>> BEGIN Data in this exercise

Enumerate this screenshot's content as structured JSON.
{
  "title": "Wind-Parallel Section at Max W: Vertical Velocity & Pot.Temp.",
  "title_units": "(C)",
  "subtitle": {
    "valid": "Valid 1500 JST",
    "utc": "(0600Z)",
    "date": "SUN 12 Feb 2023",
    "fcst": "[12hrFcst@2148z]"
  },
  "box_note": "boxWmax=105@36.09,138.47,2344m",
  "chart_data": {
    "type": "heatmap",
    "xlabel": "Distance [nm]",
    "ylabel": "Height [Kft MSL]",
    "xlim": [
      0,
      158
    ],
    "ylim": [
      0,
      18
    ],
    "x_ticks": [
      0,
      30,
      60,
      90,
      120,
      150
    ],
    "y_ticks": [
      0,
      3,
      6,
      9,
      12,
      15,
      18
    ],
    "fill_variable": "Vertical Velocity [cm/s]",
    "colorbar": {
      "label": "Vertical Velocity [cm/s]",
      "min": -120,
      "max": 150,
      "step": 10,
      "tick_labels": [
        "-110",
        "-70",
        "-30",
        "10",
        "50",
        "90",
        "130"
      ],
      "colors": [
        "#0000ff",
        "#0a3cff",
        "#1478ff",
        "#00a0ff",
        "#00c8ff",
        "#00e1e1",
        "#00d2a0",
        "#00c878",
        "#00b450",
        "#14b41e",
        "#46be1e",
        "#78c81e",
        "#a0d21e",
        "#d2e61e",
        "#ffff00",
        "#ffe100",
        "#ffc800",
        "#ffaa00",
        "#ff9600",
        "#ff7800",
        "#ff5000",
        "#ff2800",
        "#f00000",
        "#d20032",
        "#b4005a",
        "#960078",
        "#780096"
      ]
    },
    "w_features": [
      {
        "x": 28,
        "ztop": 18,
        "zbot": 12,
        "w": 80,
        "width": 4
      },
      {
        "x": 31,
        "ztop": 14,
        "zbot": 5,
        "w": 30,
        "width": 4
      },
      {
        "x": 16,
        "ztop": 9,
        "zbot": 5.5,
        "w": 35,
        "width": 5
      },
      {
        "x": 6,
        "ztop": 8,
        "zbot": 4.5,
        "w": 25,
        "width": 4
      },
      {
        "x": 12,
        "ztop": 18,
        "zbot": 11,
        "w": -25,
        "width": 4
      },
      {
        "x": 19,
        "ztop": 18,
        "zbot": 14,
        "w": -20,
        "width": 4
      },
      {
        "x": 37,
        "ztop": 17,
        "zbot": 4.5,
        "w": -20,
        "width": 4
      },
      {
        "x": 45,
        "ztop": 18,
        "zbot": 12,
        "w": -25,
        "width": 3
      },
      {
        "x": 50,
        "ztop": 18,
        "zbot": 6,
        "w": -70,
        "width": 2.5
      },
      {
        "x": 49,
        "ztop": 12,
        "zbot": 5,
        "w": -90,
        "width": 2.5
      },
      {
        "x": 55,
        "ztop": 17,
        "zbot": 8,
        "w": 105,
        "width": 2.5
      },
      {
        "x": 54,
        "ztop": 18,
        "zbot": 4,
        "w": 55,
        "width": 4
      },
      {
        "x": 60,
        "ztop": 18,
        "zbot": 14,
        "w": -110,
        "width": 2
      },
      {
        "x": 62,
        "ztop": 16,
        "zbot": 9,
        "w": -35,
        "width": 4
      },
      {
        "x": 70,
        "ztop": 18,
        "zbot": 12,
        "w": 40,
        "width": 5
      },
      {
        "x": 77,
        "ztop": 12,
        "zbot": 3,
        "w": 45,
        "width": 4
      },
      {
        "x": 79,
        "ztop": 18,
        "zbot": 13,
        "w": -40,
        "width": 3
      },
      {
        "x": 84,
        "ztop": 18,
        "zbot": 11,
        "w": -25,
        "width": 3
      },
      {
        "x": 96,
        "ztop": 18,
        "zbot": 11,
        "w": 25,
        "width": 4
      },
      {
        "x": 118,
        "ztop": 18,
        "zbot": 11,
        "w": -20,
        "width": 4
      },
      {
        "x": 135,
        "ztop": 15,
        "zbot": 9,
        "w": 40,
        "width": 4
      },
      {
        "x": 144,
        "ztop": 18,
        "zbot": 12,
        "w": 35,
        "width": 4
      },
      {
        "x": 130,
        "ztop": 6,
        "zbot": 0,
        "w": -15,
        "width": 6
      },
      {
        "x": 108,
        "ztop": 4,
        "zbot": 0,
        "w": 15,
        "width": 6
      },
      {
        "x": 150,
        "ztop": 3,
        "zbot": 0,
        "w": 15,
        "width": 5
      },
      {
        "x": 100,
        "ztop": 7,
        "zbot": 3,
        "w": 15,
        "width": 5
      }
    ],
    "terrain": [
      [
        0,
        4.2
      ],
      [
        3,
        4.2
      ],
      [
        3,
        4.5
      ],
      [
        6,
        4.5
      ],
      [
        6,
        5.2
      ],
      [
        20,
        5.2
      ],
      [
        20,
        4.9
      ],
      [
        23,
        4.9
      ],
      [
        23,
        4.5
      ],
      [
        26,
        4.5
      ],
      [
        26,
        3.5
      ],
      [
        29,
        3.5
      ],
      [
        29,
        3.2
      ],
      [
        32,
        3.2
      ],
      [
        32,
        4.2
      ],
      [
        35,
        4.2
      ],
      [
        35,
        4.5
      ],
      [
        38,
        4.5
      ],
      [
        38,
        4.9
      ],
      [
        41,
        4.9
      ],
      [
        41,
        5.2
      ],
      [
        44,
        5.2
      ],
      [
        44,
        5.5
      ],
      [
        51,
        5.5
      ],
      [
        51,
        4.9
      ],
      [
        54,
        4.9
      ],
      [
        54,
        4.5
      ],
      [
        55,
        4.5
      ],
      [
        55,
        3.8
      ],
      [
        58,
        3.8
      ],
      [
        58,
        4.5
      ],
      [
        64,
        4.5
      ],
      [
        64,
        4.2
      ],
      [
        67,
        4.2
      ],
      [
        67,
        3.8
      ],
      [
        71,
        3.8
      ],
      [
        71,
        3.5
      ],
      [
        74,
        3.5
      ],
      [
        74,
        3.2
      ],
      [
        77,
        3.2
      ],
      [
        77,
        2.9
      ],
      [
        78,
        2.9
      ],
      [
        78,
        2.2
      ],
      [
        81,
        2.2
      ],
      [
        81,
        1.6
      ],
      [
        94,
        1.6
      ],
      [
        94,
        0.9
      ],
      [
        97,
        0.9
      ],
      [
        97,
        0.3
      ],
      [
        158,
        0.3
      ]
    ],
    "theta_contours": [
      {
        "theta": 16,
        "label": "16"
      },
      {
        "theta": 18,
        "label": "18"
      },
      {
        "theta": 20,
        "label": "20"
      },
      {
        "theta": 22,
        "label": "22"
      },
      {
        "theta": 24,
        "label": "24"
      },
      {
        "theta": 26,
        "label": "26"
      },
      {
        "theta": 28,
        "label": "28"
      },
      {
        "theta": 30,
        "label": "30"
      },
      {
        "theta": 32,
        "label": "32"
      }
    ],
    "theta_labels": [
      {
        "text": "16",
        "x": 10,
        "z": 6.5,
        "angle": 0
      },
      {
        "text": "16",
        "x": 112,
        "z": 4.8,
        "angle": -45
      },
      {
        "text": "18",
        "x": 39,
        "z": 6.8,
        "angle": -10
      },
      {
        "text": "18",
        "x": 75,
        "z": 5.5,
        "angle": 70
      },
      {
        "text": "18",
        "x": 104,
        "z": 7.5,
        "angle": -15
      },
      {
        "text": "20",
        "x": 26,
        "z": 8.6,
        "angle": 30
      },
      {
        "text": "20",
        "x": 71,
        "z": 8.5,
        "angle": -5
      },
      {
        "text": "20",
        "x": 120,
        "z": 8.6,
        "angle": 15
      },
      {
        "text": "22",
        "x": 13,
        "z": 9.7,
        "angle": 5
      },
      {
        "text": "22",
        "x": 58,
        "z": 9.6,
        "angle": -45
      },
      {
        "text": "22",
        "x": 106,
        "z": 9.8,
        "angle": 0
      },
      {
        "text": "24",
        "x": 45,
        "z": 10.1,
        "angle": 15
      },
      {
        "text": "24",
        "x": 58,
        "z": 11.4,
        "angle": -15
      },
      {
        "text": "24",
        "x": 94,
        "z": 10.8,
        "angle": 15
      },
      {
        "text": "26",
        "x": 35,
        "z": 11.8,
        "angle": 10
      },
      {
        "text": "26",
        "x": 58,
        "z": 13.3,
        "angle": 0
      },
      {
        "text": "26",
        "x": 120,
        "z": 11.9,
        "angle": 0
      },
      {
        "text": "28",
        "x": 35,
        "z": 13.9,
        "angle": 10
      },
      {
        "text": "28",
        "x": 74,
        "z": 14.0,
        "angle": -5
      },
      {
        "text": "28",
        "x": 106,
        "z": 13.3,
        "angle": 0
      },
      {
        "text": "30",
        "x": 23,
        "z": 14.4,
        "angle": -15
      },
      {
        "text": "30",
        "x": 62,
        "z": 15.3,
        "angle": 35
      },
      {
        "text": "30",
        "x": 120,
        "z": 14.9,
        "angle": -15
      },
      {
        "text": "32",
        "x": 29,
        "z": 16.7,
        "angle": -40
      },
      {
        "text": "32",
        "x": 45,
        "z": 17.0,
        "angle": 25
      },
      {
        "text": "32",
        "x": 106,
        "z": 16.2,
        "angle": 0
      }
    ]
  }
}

>> END Data in this exercise

Answer with one number: how many lines of the entries above include the word "Velocity".

3